[START SOURCE DATA]

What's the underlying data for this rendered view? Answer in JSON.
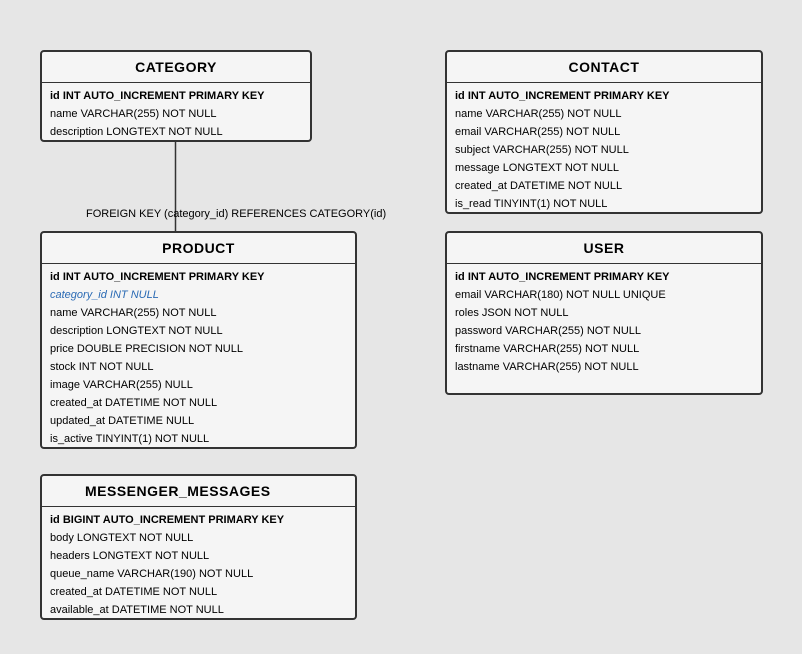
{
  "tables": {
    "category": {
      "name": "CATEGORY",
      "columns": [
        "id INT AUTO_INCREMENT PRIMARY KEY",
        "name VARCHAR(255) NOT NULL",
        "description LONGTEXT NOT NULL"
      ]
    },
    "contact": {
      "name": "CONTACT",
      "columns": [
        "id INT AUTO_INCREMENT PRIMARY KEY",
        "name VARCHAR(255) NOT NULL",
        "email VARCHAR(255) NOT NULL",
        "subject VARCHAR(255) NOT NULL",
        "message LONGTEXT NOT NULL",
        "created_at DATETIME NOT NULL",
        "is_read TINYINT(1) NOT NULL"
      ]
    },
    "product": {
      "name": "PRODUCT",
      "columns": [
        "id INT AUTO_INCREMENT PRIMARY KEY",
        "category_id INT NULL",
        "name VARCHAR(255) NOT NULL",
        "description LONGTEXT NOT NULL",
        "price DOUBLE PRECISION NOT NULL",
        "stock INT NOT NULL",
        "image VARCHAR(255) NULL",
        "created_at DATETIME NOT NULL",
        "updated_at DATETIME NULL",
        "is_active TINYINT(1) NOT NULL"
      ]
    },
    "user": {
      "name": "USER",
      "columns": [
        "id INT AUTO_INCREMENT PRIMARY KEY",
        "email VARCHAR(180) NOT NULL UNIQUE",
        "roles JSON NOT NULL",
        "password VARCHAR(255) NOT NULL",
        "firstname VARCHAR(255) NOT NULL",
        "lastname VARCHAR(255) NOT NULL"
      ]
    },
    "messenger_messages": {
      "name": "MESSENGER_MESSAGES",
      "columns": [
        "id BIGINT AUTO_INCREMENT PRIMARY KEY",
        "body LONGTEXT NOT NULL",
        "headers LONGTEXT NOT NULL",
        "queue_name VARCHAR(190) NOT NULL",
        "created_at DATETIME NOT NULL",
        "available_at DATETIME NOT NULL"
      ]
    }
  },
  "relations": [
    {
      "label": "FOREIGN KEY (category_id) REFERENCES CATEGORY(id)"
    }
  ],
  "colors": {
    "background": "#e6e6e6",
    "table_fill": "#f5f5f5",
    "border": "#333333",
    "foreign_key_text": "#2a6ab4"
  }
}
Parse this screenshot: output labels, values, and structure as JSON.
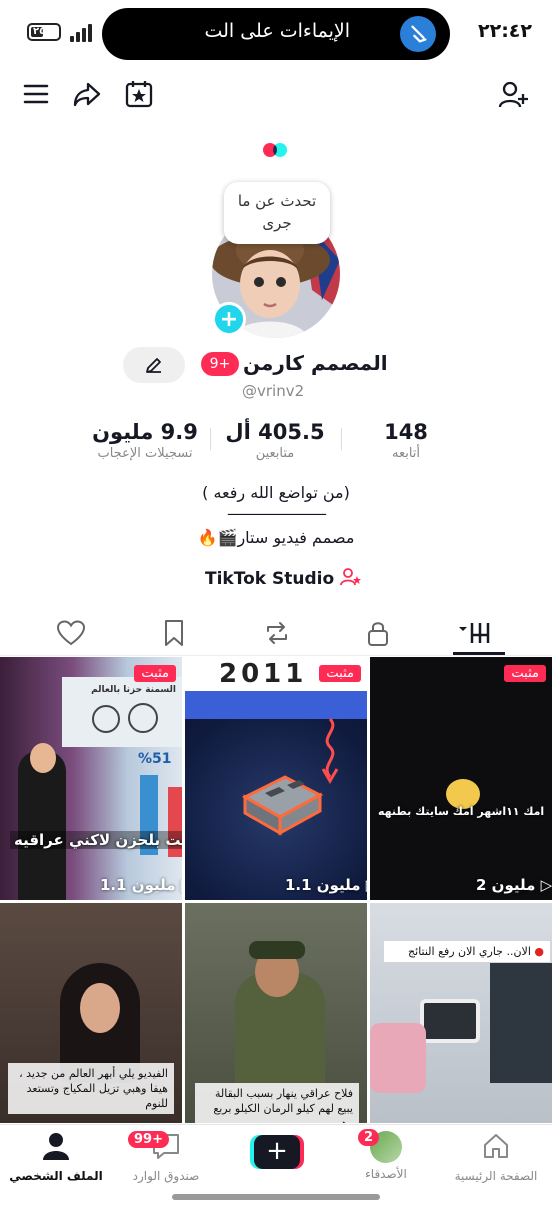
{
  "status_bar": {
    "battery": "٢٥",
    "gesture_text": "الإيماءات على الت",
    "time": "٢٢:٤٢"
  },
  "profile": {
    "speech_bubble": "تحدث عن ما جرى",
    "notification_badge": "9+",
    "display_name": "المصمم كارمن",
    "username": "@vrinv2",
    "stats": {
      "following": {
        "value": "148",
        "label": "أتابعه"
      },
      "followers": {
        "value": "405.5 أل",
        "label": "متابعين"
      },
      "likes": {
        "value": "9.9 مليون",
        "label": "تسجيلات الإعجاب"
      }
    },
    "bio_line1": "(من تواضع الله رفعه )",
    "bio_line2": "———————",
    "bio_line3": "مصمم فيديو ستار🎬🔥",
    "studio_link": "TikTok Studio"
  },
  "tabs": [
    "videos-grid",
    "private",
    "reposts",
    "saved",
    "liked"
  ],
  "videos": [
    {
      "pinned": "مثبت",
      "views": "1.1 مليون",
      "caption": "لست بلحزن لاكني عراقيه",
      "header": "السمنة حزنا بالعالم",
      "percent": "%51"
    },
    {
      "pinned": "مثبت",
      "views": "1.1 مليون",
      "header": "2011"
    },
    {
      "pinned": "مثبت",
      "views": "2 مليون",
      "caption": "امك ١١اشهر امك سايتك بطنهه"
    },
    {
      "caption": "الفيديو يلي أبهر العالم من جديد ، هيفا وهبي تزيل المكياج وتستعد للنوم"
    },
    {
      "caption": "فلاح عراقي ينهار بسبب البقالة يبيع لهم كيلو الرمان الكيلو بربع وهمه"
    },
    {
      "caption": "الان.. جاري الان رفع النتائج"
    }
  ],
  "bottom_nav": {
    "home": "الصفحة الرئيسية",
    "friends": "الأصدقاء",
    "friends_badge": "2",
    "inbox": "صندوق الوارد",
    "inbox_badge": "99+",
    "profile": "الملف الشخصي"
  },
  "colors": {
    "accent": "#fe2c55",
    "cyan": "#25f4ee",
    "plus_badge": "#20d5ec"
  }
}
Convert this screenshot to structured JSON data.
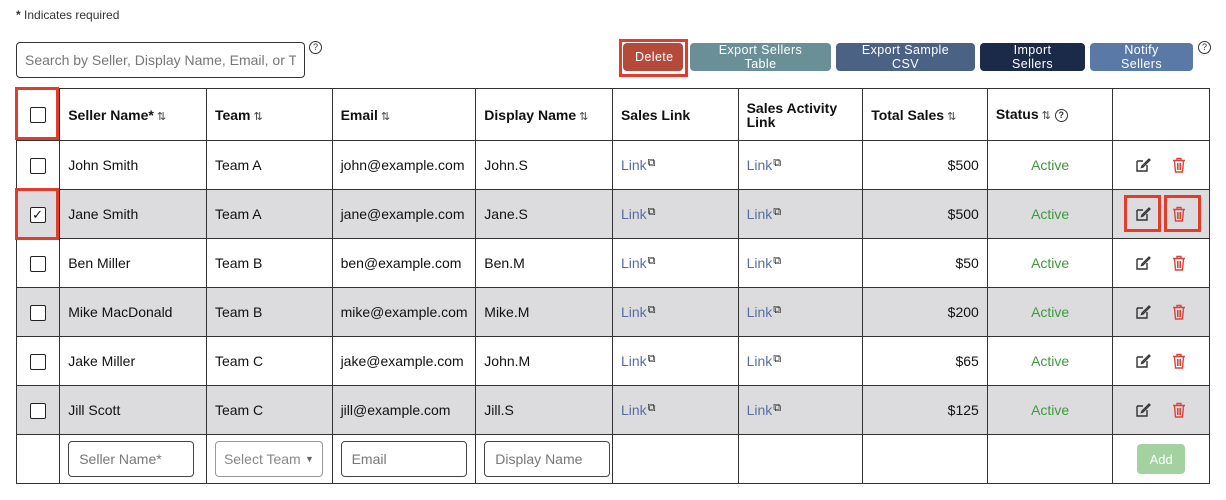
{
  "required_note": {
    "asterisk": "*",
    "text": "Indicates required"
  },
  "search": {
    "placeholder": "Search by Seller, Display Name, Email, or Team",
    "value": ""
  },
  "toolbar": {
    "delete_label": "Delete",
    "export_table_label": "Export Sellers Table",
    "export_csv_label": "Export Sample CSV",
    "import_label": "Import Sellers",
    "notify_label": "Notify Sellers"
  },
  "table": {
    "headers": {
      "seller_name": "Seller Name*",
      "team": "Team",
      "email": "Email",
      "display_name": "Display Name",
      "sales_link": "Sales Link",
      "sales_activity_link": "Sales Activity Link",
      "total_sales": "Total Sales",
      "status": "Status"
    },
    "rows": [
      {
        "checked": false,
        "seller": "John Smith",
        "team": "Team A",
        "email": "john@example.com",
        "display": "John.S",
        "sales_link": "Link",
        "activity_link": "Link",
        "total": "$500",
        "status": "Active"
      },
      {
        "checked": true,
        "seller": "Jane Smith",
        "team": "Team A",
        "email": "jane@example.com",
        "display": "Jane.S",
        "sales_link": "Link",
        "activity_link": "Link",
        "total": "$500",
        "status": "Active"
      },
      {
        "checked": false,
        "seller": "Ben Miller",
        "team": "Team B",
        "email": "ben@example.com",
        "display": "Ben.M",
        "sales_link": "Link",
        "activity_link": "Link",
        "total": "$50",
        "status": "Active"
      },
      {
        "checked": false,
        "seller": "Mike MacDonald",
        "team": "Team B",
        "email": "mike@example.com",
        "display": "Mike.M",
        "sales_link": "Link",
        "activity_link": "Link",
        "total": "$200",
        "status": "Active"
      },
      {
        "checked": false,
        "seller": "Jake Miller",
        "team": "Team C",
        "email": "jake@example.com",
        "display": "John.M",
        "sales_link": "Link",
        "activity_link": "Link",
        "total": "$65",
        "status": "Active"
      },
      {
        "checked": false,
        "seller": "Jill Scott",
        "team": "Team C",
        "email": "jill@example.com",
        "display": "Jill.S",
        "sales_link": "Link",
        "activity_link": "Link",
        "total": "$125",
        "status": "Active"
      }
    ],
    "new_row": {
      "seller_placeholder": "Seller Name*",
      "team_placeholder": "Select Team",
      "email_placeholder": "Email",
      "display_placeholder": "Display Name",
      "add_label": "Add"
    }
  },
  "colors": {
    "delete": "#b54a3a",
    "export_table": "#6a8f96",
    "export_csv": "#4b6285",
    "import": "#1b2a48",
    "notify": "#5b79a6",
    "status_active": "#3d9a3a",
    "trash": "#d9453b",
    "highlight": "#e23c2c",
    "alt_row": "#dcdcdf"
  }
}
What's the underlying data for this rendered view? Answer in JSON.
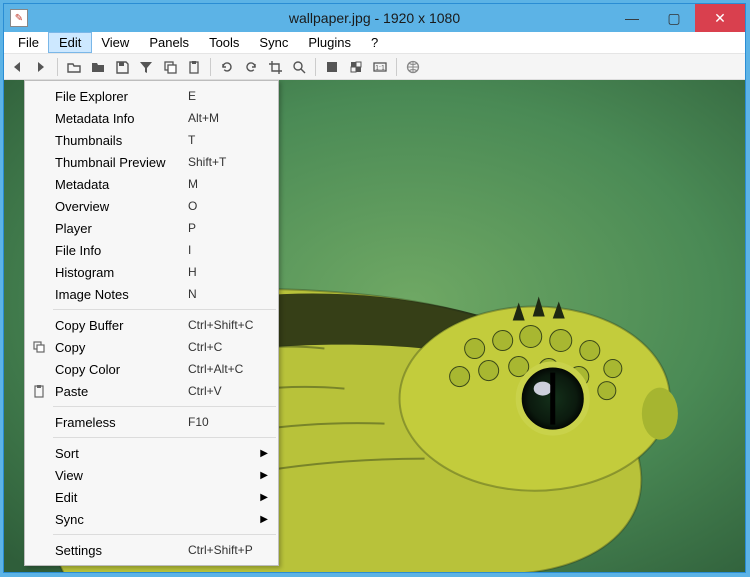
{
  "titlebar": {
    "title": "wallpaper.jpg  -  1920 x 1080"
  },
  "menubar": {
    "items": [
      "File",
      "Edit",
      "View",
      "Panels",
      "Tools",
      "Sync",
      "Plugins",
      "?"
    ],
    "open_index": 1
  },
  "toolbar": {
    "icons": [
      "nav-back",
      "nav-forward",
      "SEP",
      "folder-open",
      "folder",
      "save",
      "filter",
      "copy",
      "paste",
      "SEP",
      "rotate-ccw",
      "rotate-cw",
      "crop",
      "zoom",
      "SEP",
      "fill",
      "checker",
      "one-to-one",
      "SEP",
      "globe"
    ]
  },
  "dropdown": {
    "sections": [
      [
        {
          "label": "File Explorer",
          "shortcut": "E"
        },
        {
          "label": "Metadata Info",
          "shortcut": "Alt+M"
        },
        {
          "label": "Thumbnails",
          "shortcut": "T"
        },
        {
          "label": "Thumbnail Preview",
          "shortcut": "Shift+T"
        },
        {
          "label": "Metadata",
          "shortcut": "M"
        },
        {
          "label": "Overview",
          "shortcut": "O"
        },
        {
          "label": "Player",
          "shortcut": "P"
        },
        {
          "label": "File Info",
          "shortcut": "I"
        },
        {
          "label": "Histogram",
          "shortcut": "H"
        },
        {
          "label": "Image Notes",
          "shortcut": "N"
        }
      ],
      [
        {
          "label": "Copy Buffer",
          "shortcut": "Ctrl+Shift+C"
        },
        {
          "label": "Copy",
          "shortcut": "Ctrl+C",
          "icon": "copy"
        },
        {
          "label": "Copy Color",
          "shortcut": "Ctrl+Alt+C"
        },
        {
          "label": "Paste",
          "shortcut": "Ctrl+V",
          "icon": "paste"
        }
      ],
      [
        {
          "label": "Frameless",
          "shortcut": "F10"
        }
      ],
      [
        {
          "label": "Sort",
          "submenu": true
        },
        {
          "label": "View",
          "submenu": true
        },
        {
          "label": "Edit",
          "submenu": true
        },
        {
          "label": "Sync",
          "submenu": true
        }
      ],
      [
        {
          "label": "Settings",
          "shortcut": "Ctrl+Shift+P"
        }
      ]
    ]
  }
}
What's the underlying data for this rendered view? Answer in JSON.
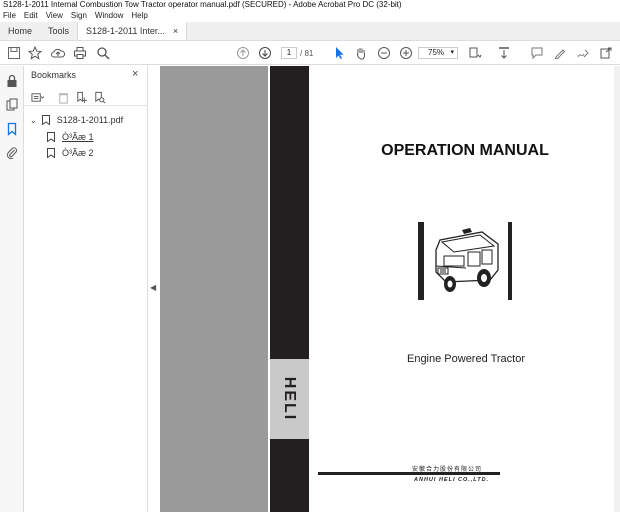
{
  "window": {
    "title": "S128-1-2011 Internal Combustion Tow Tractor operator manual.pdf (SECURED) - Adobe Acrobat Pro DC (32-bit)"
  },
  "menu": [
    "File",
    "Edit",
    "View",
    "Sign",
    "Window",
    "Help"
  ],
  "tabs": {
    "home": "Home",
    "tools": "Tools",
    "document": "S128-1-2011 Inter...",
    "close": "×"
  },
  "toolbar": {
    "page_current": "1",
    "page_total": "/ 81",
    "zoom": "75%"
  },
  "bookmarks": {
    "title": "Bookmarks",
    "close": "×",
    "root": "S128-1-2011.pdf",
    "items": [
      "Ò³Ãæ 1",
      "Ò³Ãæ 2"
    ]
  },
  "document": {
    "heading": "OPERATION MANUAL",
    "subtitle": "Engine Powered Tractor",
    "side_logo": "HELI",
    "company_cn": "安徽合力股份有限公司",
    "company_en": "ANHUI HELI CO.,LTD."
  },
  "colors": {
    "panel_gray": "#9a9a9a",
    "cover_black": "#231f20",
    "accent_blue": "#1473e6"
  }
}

[END SOURCE DATA]

## GIVEN EXERCISE
Pull out every line of the records that includes the string "مليون".

## ANSWER FOR THE TASK
        "value": "9.9 مليون",
      "views": "1.1 مليون",
      "views": "1.1 مليون",
      "views": "2 مليون",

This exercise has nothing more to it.